Extracted records |
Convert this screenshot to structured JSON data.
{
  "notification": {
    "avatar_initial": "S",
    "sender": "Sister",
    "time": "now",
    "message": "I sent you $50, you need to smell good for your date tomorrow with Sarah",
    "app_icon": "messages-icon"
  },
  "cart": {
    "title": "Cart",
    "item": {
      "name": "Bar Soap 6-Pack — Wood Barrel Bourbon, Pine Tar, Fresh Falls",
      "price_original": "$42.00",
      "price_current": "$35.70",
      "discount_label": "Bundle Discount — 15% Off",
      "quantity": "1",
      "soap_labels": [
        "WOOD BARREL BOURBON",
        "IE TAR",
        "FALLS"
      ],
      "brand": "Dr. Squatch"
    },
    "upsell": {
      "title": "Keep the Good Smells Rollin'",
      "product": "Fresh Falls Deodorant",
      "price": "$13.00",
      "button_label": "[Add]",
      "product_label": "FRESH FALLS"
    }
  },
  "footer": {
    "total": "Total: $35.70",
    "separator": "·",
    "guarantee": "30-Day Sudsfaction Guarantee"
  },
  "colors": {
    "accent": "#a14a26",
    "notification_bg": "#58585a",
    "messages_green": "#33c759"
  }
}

Written instruction | Without leaving anything out, quote all the data.

Response for this exercise |
Convert this screenshot to structured JSON data.
{
  "notification": {
    "avatar_initial": "S",
    "sender": "Sister",
    "time": "now",
    "message": "I sent you $50, you need to smell good for your date tomorrow with Sarah",
    "app_icon": "messages-icon"
  },
  "cart": {
    "title": "Cart",
    "item": {
      "name": "Bar Soap 6-Pack — Wood Barrel Bourbon, Pine Tar, Fresh Falls",
      "price_original": "$42.00",
      "price_current": "$35.70",
      "discount_label": "Bundle Discount — 15% Off",
      "quantity": "1",
      "soap_labels": [
        "WOOD BARREL BOURBON",
        "IE TAR",
        "FALLS"
      ],
      "brand": "Dr. Squatch"
    },
    "upsell": {
      "title": "Keep the Good Smells Rollin'",
      "product": "Fresh Falls Deodorant",
      "price": "$13.00",
      "button_label": "[Add]",
      "product_label": "FRESH FALLS"
    }
  },
  "footer": {
    "total": "Total: $35.70",
    "separator": "·",
    "guarantee": "30-Day Sudsfaction Guarantee"
  },
  "colors": {
    "accent": "#a14a26",
    "notification_bg": "#58585a",
    "messages_green": "#33c759"
  }
}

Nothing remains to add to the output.